Leave out the pictures and transcribe everything else exactly.
==============================
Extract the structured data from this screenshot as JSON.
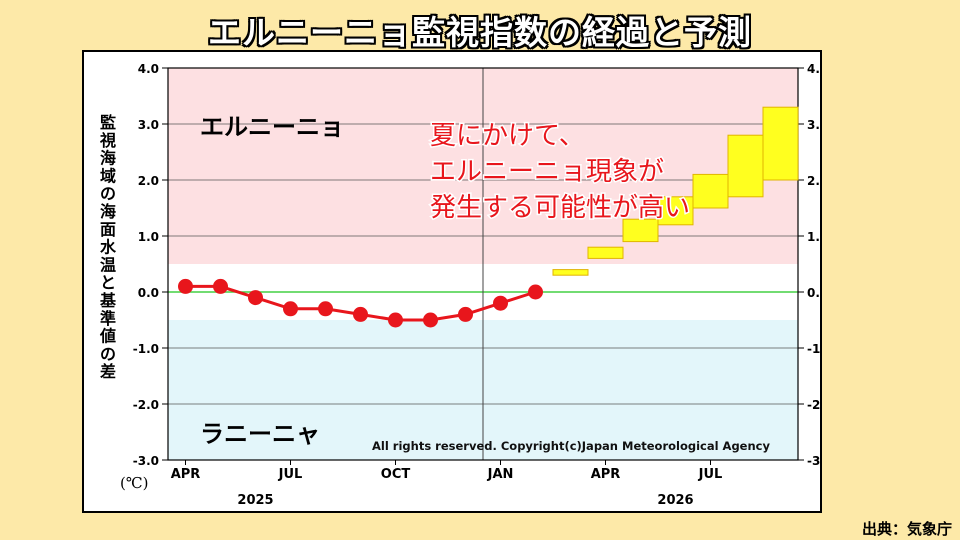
{
  "title": "エルニーニョ監視指数の経過と予測",
  "source": "出典：気象庁",
  "chart_data": {
    "type": "line",
    "ylabel": "監視海域の海面水温と基準値の差",
    "unit": "(℃)",
    "ylim": [
      -3.0,
      4.0
    ],
    "yticks": [
      "4.0",
      "3.0",
      "2.0",
      "1.0",
      "0.0",
      "-1.0",
      "-2.0",
      "-3.0"
    ],
    "month_labels": [
      {
        "label": "APR",
        "index": 0
      },
      {
        "label": "JUL",
        "index": 3
      },
      {
        "label": "OCT",
        "index": 6
      },
      {
        "label": "JAN",
        "index": 9
      },
      {
        "label": "APR",
        "index": 12
      },
      {
        "label": "JUL",
        "index": 15
      }
    ],
    "year_labels": [
      {
        "label": "2025",
        "index": 2
      },
      {
        "label": "2026",
        "index": 14
      }
    ],
    "year_divider_index": 8.5,
    "observed": [
      {
        "month": "2025-04",
        "value": 0.1
      },
      {
        "month": "2025-05",
        "value": 0.1
      },
      {
        "month": "2025-06",
        "value": -0.1
      },
      {
        "month": "2025-07",
        "value": -0.3
      },
      {
        "month": "2025-08",
        "value": -0.3
      },
      {
        "month": "2025-09",
        "value": -0.4
      },
      {
        "month": "2025-10",
        "value": -0.5
      },
      {
        "month": "2025-11",
        "value": -0.5
      },
      {
        "month": "2025-12",
        "value": -0.4
      },
      {
        "month": "2026-01",
        "value": -0.2
      },
      {
        "month": "2026-02",
        "value": 0.0
      }
    ],
    "forecast_ranges": [
      {
        "month": "2026-03",
        "low": 0.3,
        "high": 0.4
      },
      {
        "month": "2026-04",
        "low": 0.6,
        "high": 0.8
      },
      {
        "month": "2026-05",
        "low": 0.9,
        "high": 1.3
      },
      {
        "month": "2026-06",
        "low": 1.2,
        "high": 1.7
      },
      {
        "month": "2026-07",
        "low": 1.5,
        "high": 2.1
      },
      {
        "month": "2026-08",
        "low": 1.7,
        "high": 2.8
      },
      {
        "month": "2026-09",
        "low": 2.0,
        "high": 3.3
      }
    ],
    "el_nino_threshold": 0.5,
    "la_nina_threshold": -0.5,
    "zones": {
      "el_nino_label": "エルニーニョ",
      "la_nina_label": "ラニーニャ"
    },
    "annotation_lines": [
      "夏にかけて、",
      "エルニーニョ現象が",
      "発生する可能性が高い"
    ],
    "copyright": "All rights reserved. Copyright(c)Japan Meteorological Agency",
    "grid": true,
    "colors": {
      "el_nino_zone": "#fde0e2",
      "la_nina_zone": "#e3f6fa",
      "observed_line": "#e8161c",
      "forecast_fill": "#ffff1f",
      "forecast_stroke": "#e0b400",
      "zero_line": "#44d144",
      "annotation": "#e8161c"
    }
  }
}
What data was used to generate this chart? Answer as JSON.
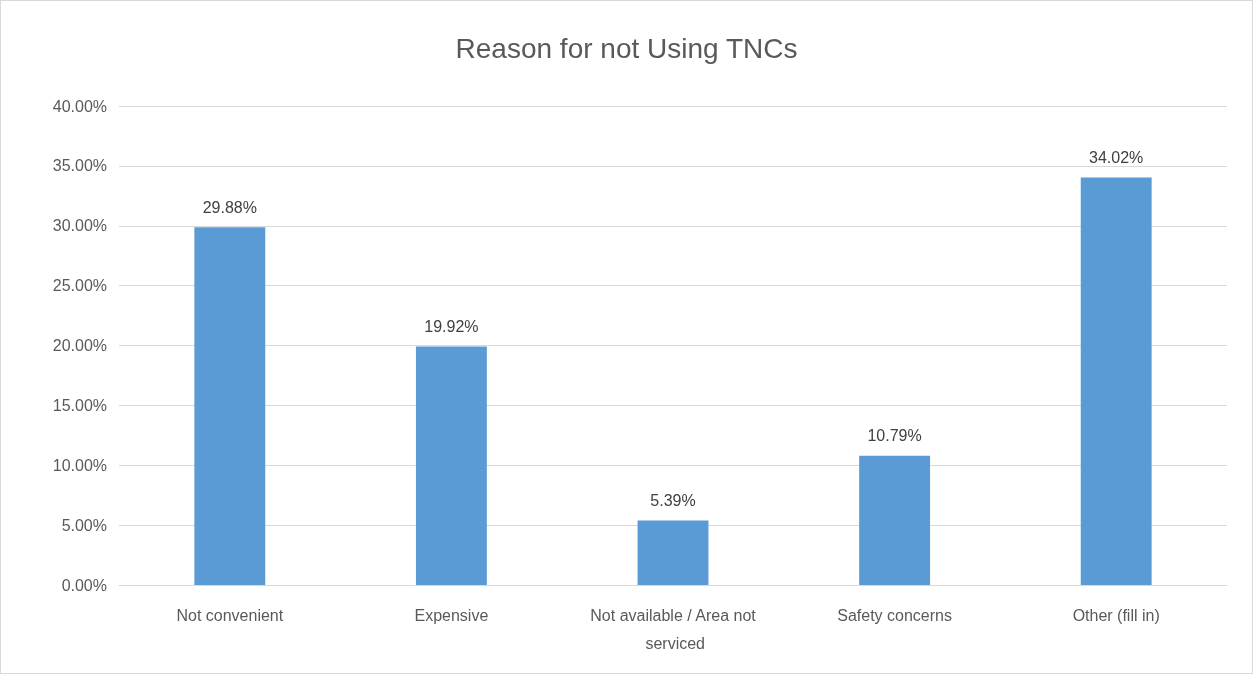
==============================
- _SOLUTION TO THE EXERCISE_
Extract the structured data from this screenshot as JSON.
{
  "title": "エルニーニョ監視指数の経過と予測",
  "source": "出典：気象庁",
  "chart_data": {
    "type": "line",
    "ylabel": "監視海域の海面水温と基準値の差",
    "unit": "(℃)",
    "ylim": [
      -3.0,
      4.0
    ],
    "yticks": [
      "4.0",
      "3.0",
      "2.0",
      "1.0",
      "0.0",
      "-1.0",
      "-2.0",
      "-3.0"
    ],
    "month_labels": [
      {
        "label": "APR",
        "index": 0
      },
      {
        "label": "JUL",
        "index": 3
      },
      {
        "label": "OCT",
        "index": 6
      },
      {
        "label": "JAN",
        "index": 9
      },
      {
        "label": "APR",
        "index": 12
      },
      {
        "label": "JUL",
        "index": 15
      }
    ],
    "year_labels": [
      {
        "label": "2025",
        "index": 2
      },
      {
        "label": "2026",
        "index": 14
      }
    ],
    "year_divider_index": 8.5,
    "observed": [
      {
        "month": "2025-04",
        "value": 0.1
      },
      {
        "month": "2025-05",
        "value": 0.1
      },
      {
        "month": "2025-06",
        "value": -0.1
      },
      {
        "month": "2025-07",
        "value": -0.3
      },
      {
        "month": "2025-08",
        "value": -0.3
      },
      {
        "month": "2025-09",
        "value": -0.4
      },
      {
        "month": "2025-10",
        "value": -0.5
      },
      {
        "month": "2025-11",
        "value": -0.5
      },
      {
        "month": "2025-12",
        "value": -0.4
      },
      {
        "month": "2026-01",
        "value": -0.2
      },
      {
        "month": "2026-02",
        "value": 0.0
      }
    ],
    "forecast_ranges": [
      {
        "month": "2026-03",
        "low": 0.3,
        "high": 0.4
      },
      {
        "month": "2026-04",
        "low": 0.6,
        "high": 0.8
      },
      {
        "month": "2026-05",
        "low": 0.9,
        "high": 1.3
      },
      {
        "month": "2026-06",
        "low": 1.2,
        "high": 1.7
      },
      {
        "month": "2026-07",
        "low": 1.5,
        "high": 2.1
      },
      {
        "month": "2026-08",
        "low": 1.7,
        "high": 2.8
      },
      {
        "month": "2026-09",
        "low": 2.0,
        "high": 3.3
      }
    ],
    "el_nino_threshold": 0.5,
    "la_nina_threshold": -0.5,
    "zones": {
      "el_nino_label": "エルニーニョ",
      "la_nina_label": "ラニーニャ"
    },
    "annotation_lines": [
      "夏にかけて、",
      "エルニーニョ現象が",
      "発生する可能性が高い"
    ],
    "copyright": "All rights reserved. Copyright(c)Japan Meteorological Agency",
    "grid": true,
    "colors": {
      "el_nino_zone": "#fde0e2",
      "la_nina_zone": "#e3f6fa",
      "observed_line": "#e8161c",
      "forecast_fill": "#ffff1f",
      "forecast_stroke": "#e0b400",
      "zero_line": "#44d144",
      "annotation": "#e8161c"
    }
  }
}
What data was used to generate this chart? Answer as JSON.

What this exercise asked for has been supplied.